*WORK ORDER 1*: Rewrite the paragraph beginning "Most advanced HCC patients" from the passage on palliative liver radiotherapy in a shorter form that keeps its main facts.
*WORK ORDER 2*: Write the next part of the passage on palliative liver radiotherapy, beginning after its final sentence.

*TEXT PASSAGE*:
***
Survival, biochemical response, and radiological response
With reference to Fig. 3, the median follow-up time was 4.7 months (range: 0.4 – 30.2 months); no patient was lost to follow-up. Overall, the median OS was 4.5 months (95% Cl: 3.3 – 5.7 months). Patients who received post-RT treatment had better OS (median: 6.5 months, 95% Cl, 4.7–8.2 months) than those receiving no further treatment (median: 2.3 months, 95% Cl, 1.2–3.3 months) (p = 0.021). Univariate and multivariate regression analysis in prediction of 90-day survival was shown in Table 4. Portal vein thrombosis (hazard ratio HR: 7.16, 95% Cl 1.41–36.32, p = 0.018) and baseline ALBI score (HR: 32.35, 95% Cl 4.23–36.32, p = 0.001) were identified as independent prognostic factors.
Kaplan Meier Curve (OS) of the (a) overall population from the time of radiotherapy; (b) Received subsequent therapy after RT vs. no further therapy.
Among 35 patients had baseline elevation of AFP level, 17 patients (48.6%) had AFP response; notably, 7 of them did not receive further treatment after the RT. For 33 patients who had CT performed at 3 months, radiological response was observed in 5 patients (15.1%); 1 of them did not receive further treatment with CT images was presented in supplementary figure 1. Disease control was reported in 18 patients (54.5%).
Discussion
This study supports the findings of previous phase II trial that palliative RT 8 Gy single fraction is an effective regime in relieving hepatic pain or abdominal discomfort in advanced HCC patients15. In the current study, substantial patients reported improvement of hepatic pain (50%) or abdominal discomfort (55.6%) at one month after RT. The median response duration was around 3 months.
Most advanced HCC patients experience symptoms of pain or abdominal discomfort at some point of their illnesses. Often, patients become refractory to available medical therapy for a period of time before they died and most of them suffered from severe symptom burden. Management of hepatic pain is challenging. Opioid is commonly prescribed in controlling cancer pain; however, in patients with liver function impairment, which is commonly seen in HCC patients, the parent drug and its metabolites may accumulate and precipitate encephalopathy and cause excessive sedation17. There is an unmet need for a better strategy to palliate pain and discomfort in the advanced HCC population.
There was a paucity of studies to evaluate palliative liver RT in the HCC population. Early studies of low-dose liver RT were mainly conducted in patients with liver metastases7,8,9,10,11,12,13,14. But it is known that patients with primary liver cancer have poorer prognoses, heavier symptom burden, worse systemic therapy response, but better tumor radio-sensitivity than those with metastatic liver diseases18. Also, most of these studies were conducted using obsolete RT techniques, long fractionation schedules, or with concurrent radio-sensitizers that are no longer used in routine clinical practice. The largest of these studies in liver metastases delivered 21 Gy in 7 fractions to the whole liver and randomized patients to misonidazole or placebo; there was an 80% response rate of abdominal pain, with a median duration of response of 13 weeks13. Another study observed a physician-reported symptom response of 54% at 2 weeks following 10 Gy in 2 fractions to the whole liver to palliate symptoms from liver metastases with two grade 3 toxicities14. In a recent prospective phase II trial by Soliman et al., patients with either primary or secondary liver cancers refractory to all therapies were treated with 8 Gy single fraction to whole liver15; there was clinically significant improvement at one month in 55% (95% Cl: 32–76%) of patients when assessing ‘average’ pain or discomfort, and in 59% (95% Cl: 32–76%) when evaluating ‘worst’ pain or discomfort in the past 24 hours. There was no difference in terms of symptom response between patients with HCC (n = 21) and liver metastases (n = 20). The benefits in terms of quality of life (QOL) improvement were comparatively modest. Overall, RT is well tolerated with only 7% of patients developed grade 3 toxicities.
***
*SUPPLIED INFORMATION*:

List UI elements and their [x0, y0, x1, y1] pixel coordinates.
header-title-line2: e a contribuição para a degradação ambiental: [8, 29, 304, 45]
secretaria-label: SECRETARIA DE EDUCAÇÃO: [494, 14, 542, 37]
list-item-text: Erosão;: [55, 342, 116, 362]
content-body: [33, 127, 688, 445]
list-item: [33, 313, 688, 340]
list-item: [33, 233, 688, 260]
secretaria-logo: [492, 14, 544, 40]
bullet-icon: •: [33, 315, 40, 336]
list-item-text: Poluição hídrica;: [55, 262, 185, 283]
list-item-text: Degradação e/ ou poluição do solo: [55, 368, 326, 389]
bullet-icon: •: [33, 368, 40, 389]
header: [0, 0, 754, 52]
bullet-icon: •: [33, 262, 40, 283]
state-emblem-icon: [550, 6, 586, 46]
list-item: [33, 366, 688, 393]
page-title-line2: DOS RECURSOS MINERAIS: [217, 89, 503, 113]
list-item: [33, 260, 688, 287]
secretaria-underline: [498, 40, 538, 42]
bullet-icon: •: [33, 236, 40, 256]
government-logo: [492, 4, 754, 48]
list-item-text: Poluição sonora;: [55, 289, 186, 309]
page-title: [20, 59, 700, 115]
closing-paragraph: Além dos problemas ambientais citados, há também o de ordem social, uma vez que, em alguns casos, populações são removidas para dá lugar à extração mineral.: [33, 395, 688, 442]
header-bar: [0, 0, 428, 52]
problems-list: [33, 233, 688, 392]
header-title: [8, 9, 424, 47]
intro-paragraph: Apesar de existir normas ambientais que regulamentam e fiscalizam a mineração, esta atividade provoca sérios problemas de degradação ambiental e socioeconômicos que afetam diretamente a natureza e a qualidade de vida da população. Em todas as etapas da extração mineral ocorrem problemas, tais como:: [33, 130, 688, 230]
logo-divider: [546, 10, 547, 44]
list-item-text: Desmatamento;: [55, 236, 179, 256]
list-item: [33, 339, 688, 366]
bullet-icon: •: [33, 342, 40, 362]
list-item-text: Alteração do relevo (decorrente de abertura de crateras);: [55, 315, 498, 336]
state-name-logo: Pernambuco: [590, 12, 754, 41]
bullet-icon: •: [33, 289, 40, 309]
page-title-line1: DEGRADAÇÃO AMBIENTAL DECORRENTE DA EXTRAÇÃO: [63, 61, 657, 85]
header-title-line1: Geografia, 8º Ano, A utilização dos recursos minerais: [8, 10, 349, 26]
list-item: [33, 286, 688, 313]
***
*RESULT 1*: Most patients with advanced HCC have pain or abdominal discomfort at some point in their illness. Many become refractory to available medical therapy before death and suffer a severe symptom burden. Hepatic pain is hard to manage. Opioids are commonly prescribed for cancer pain. However, the liver function impairment common in HCC can let the parent drug and its metabolites accumulate, causing encephalopathy and excessive sedation. A better strategy is needed to palliate pain and discomfort in advanced HCC.

*RESULT 2*:
The present study is unique in recruiting exclusively HCC patients among an endemic hepatitis B viral (HBV) infected population. HCC differ from other liver cancers with distinct disease course and treatment response; these patients are more often to have pre-existing chronic liver diseases and active viral infections, and are therefore more vulnerable to radiation-induced hepatic toxicities5. Of note, 73% patients in the present study are HBV carriers. 51.9% of patients had index symptom improvement at one month and a low rate of grade 3 toxicities, which concurs with previous studies. Among 34 patients alive at 3 months post-RT, only three (8.8%) patients developed progression of CP ≥ 2; it indicates that low dose radiation is generally safe even in a population of advanced disease and borderline hepatic function. We have commenced entecavir to all HBV carriers one week before RT and there were no viral re-activation observed.
Another strength of this study is that patients were prospectively followed regularly for their symptoms until their death. The median time to symptom worsening was around 3 months, which is similar to what was shown in earlier study with response duration of 13 weeks treated with more protracted fractionation. Also, similar response duration of 3 months was observed in patients with bone metastasis treated with RT of 8 Gy single fraction19. Using this shortest effective fraction is advantageous for advanced HCC patients with limited survival. The median OS of our cohort was only 4.5 months (95% Cl: 3.3–5.7 months); patients who had portal vein thrombosis (HR: 7.2, p = 0.01) or advanced ALBI grade (HR: 32.4, p = 0.001) had even poorer prognoses. Around 40% of the patients (n = 21) did not experience worsening of symptoms before death after the single fraction treatment. There was a trend suggesting that better symptom responders to RT also enjoy a better response duration (CR + PR 3.7 months vs. SD + PD 1.8 months, p = 0.24). Yet, we were unable to identify predictors of symptom responder.
Most patients (98%) in the present study had BCLC advanced disease in which Sorafenib is the current standard of care; however, Sorafenib had no benefit in prolonging patient’s time to symptomatic progression and there is limited data concerning its efficacy on symptom improvement20,21. Advanced HCC patients in our population often presented with pain or abdominal discomfort due to sizable tumors22. In our practice, low dose RT was used upfront for symptomatic patients to provide rapid palliation; Sorafenib was then started within 2 weeks after completion of RT. Among twenty-three patients treated with such approach, 52.6% had symptom improvement at 1 month and the median time of symptom worsening was 4 months, which compares favorably to the historical data of Sorafenib. There were no abnormal safety signals detected. Of note, the symptom response and toxicity measurement of RT in this group of patients might have been confounded by the effect of Sorafenib. Whether combining low-dose RT to Sorafenib in advanced symptomatic HCC patients would confer quality of life (QoL) benefit warrants further exploration.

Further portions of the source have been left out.